Exercise description: All of the material below is to be restated word for word, apart from the pictures.

Data provided:
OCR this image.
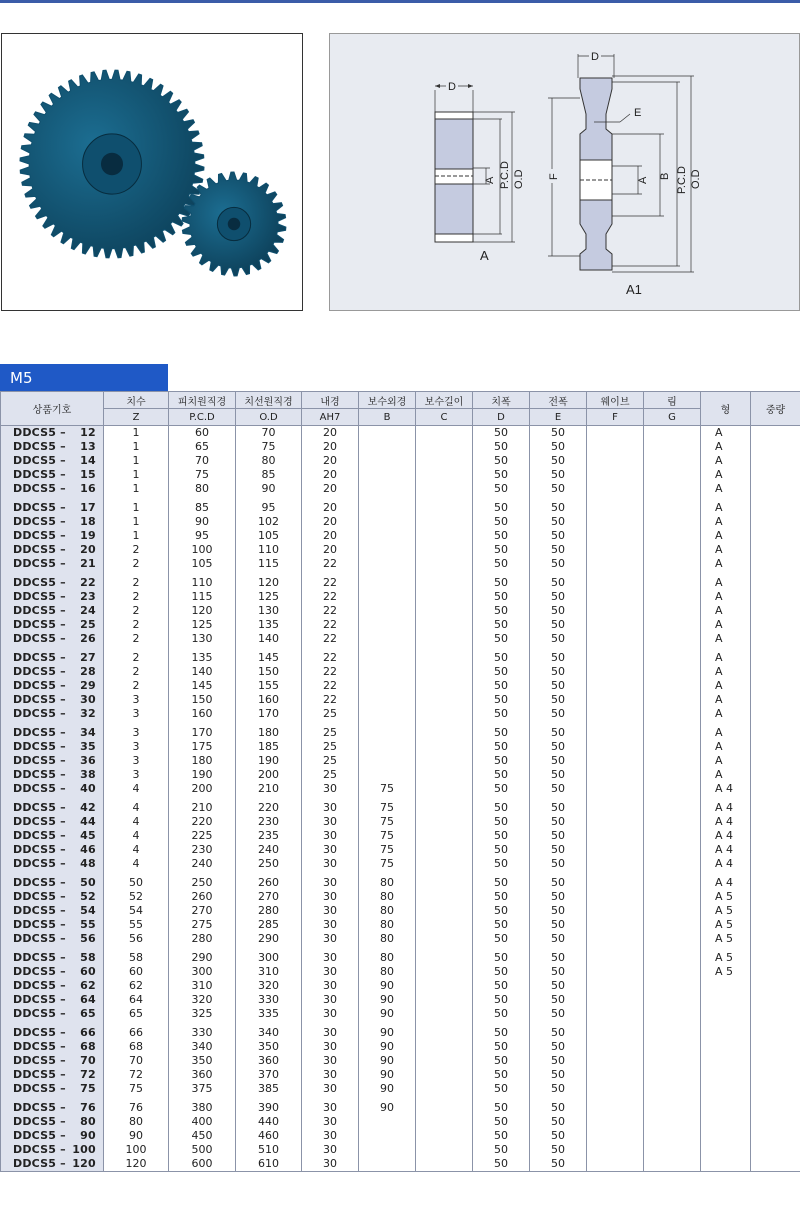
D
A P.C.D O.D
A
D
E
F
A
B P.C.D O.D
A1
M5
상품기호	치수	피치원직경	치선원직경	내경	보수외경	보수길이	치폭	전폭	웨이브	림	형	중량
	Z	P.C.D	O.D	AH7	B	C	D	E	F	G		
DDCS5 – 12	1	60	70	20			50	50			A	
DDCS5 – 13	1	65	75	20			50	50			A	
DDCS5 – 14	1	70	80	20			50	50			A	
DDCS5 – 15	1	75	85	20			50	50			A	
DDCS5 – 16	1	80	90	20			50	50			A	
DDCS5 – 17	1	85	95	20			50	50			A	
DDCS5 – 18	1	90	102	20			50	50			A	
DDCS5 – 19	1	95	105	20			50	50			A	
DDCS5 – 20	2	100	110	20			50	50			A	
DDCS5 – 21	2	105	115	22			50	50			A	
DDCS5 – 22	2	110	120	22			50	50			A	
DDCS5 – 23	2	115	125	22			50	50			A	
DDCS5 – 24	2	120	130	22			50	50			A	
DDCS5 – 25	2	125	135	22			50	50			A	
DDCS5 – 26	2	130	140	22			50	50			A	
DDCS5 – 27	2	135	145	22			50	50			A	
DDCS5 – 28	2	140	150	22			50	50			A	
DDCS5 – 29	2	145	155	22			50	50			A	
DDCS5 – 30	3	150	160	22			50	50			A	
DDCS5 – 32	3	160	170	25			50	50			A	
DDCS5 – 34	3	170	180	25			50	50			A	
DDCS5 – 35	3	175	185	25			50	50			A	
DDCS5 – 36	3	180	190	25			50	50			A	
DDCS5 – 38	3	190	200	25			50	50			A	
DDCS5 – 40	4	200	210	30	75		50	50			A 4	
DDCS5 – 42	4	210	220	30	75		50	50			A 4	
DDCS5 – 44	4	220	230	30	75		50	50			A 4	
DDCS5 – 45	4	225	235	30	75		50	50			A 4	
DDCS5 – 46	4	230	240	30	75		50	50			A 4	
DDCS5 – 48	4	240	250	30	75		50	50			A 4	
DDCS5 – 50	50	250	260	30	80		50	50			A 4	
DDCS5 – 52	52	260	270	30	80		50	50			A 5	
DDCS5 – 54	54	270	280	30	80		50	50			A 5	
DDCS5 – 55	55	275	285	30	80		50	50			A 5	
DDCS5 – 56	56	280	290	30	80		50	50			A 5	
DDCS5 – 58	58	290	300	30	80		50	50			A 5	
DDCS5 – 60	60	300	310	30	80		50	50			A 5	
DDCS5 – 62	62	310	320	30	90		50	50				
DDCS5 – 64	64	320	330	30	90		50	50				
DDCS5 – 65	65	325	335	30	90		50	50				
DDCS5 – 66	66	330	340	30	90		50	50				
DDCS5 – 68	68	340	350	30	90		50	50				
DDCS5 – 70	70	350	360	30	90		50	50				
DDCS5 – 72	72	360	370	30	90		50	50				
DDCS5 – 75	75	375	385	30	90		50	50				
DDCS5 – 76	76	380	390	30	90		50	50				
DDCS5 – 80	80	400	440	30			50	50				
DDCS5 – 90	90	450	460	30			50	50				
DDCS5 – 100	100	500	510	30			50	50				
DDCS5 – 120	120	600	610	30			50	50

Final answer:
OCR this image.
D
A P.C.D O.D
A
D
E
F
A
B P.C.D O.D
A1
M5
상품기호	치수	피치원직경	치선원직경	내경	보수외경	보수길이	치폭	전폭	웨이브	림	형	중량
	Z	P.C.D	O.D	AH7	B	C	D	E	F	G		
DDCS5 – 12	1	60	70	20			50	50			A	
DDCS5 – 13	1	65	75	20			50	50			A	
DDCS5 – 14	1	70	80	20			50	50			A	
DDCS5 – 15	1	75	85	20			50	50			A	
DDCS5 – 16	1	80	90	20			50	50			A	
DDCS5 – 17	1	85	95	20			50	50			A	
DDCS5 – 18	1	90	102	20			50	50			A	
DDCS5 – 19	1	95	105	20			50	50			A	
DDCS5 – 20	2	100	110	20			50	50			A	
DDCS5 – 21	2	105	115	22			50	50			A	
DDCS5 – 22	2	110	120	22			50	50			A	
DDCS5 – 23	2	115	125	22			50	50			A	
DDCS5 – 24	2	120	130	22			50	50			A	
DDCS5 – 25	2	125	135	22			50	50			A	
DDCS5 – 26	2	130	140	22			50	50			A	
DDCS5 – 27	2	135	145	22			50	50			A	
DDCS5 – 28	2	140	150	22			50	50			A	
DDCS5 – 29	2	145	155	22			50	50			A	
DDCS5 – 30	3	150	160	22			50	50			A	
DDCS5 – 32	3	160	170	25			50	50			A	
DDCS5 – 34	3	170	180	25			50	50			A	
DDCS5 – 35	3	175	185	25			50	50			A	
DDCS5 – 36	3	180	190	25			50	50			A	
DDCS5 – 38	3	190	200	25			50	50			A	
DDCS5 – 40	4	200	210	30	75		50	50			A 4	
DDCS5 – 42	4	210	220	30	75		50	50			A 4	
DDCS5 – 44	4	220	230	30	75		50	50			A 4	
DDCS5 – 45	4	225	235	30	75		50	50			A 4	
DDCS5 – 46	4	230	240	30	75		50	50			A 4	
DDCS5 – 48	4	240	250	30	75		50	50			A 4	
DDCS5 – 50	50	250	260	30	80		50	50			A 4	
DDCS5 – 52	52	260	270	30	80		50	50			A 5	
DDCS5 – 54	54	270	280	30	80		50	50			A 5	
DDCS5 – 55	55	275	285	30	80		50	50			A 5	
DDCS5 – 56	56	280	290	30	80		50	50			A 5	
DDCS5 – 58	58	290	300	30	80		50	50			A 5	
DDCS5 – 60	60	300	310	30	80		50	50			A 5	
DDCS5 – 62	62	310	320	30	90		50	50				
DDCS5 – 64	64	320	330	30	90		50	50				
DDCS5 – 65	65	325	335	30	90		50	50				
DDCS5 – 66	66	330	340	30	90		50	50				
DDCS5 – 68	68	340	350	30	90		50	50				
DDCS5 – 70	70	350	360	30	90		50	50				
DDCS5 – 72	72	360	370	30	90		50	50				
DDCS5 – 75	75	375	385	30	90		50	50				
DDCS5 – 76	76	380	390	30	90		50	50				
DDCS5 – 80	80	400	440	30			50	50				
DDCS5 – 90	90	450	460	30			50	50				
DDCS5 – 100	100	500	510	30			50	50				
DDCS5 – 120	120	600	610	30			50	50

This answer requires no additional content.